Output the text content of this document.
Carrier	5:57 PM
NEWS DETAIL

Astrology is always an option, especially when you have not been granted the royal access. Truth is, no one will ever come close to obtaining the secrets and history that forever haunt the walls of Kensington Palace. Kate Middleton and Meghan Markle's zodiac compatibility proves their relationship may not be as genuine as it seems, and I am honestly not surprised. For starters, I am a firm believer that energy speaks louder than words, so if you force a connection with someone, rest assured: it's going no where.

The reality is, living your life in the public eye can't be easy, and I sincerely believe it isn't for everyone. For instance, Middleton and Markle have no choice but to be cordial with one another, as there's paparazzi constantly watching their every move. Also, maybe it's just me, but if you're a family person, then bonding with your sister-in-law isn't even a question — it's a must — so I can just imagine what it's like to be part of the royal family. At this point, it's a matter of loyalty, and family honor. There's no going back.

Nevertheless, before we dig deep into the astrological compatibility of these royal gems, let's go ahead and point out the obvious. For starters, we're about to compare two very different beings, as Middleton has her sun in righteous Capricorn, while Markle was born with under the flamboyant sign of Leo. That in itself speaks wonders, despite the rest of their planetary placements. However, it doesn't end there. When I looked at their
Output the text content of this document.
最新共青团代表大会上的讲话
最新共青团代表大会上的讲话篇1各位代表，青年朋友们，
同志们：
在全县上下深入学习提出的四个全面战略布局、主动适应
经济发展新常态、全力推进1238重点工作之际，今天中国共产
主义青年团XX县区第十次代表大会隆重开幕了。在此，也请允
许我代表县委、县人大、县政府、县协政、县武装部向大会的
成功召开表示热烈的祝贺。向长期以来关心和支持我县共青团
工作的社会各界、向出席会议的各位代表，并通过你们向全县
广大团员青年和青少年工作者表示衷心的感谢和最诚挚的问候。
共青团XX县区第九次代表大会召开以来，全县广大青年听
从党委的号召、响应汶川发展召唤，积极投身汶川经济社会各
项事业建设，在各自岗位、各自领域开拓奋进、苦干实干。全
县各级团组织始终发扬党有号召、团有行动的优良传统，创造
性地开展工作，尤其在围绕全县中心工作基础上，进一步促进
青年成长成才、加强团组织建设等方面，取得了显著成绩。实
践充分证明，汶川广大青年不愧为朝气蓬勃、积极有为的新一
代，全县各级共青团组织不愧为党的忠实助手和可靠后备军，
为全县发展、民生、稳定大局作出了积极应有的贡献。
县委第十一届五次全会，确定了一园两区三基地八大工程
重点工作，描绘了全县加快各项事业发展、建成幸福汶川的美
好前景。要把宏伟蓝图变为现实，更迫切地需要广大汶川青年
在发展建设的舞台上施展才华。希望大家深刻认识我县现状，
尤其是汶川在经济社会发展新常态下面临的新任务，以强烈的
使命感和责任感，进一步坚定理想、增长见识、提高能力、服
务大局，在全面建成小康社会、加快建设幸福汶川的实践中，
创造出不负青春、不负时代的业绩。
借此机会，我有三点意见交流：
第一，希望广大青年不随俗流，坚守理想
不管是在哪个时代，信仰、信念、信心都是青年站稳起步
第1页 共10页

What needs to be done: Take every line from the data above that holds "going" and copy it out.

Worked solution:
Astrology is always an option, especially when you have not been granted the royal access. Truth is, no one will ever come close to obtaining the secrets and history that forever haunt the walls of Kensington Palace. Kate Middleton and Meghan Markle's zodiac compatibility proves their relationship may not be as genuine as it seems, and I am honestly not surprised. For starters, I am a firm believer that energy speaks louder than words, so if you force a connection with someone, rest assured: it's going no where.
The reality is, living your life in the public eye can't be easy, and I sincerely believe it isn't for everyone. For instance, Middleton and Markle have no choice but to be cordial with one another, as there's paparazzi constantly watching their every move. Also, maybe it's just me, but if you're a family person, then bonding with your sister-in-law isn't even a question — it's a must — so I can just imagine what it's like to be part of the royal family. At this point, it's a matter of loyalty, and family honor. There's no going back.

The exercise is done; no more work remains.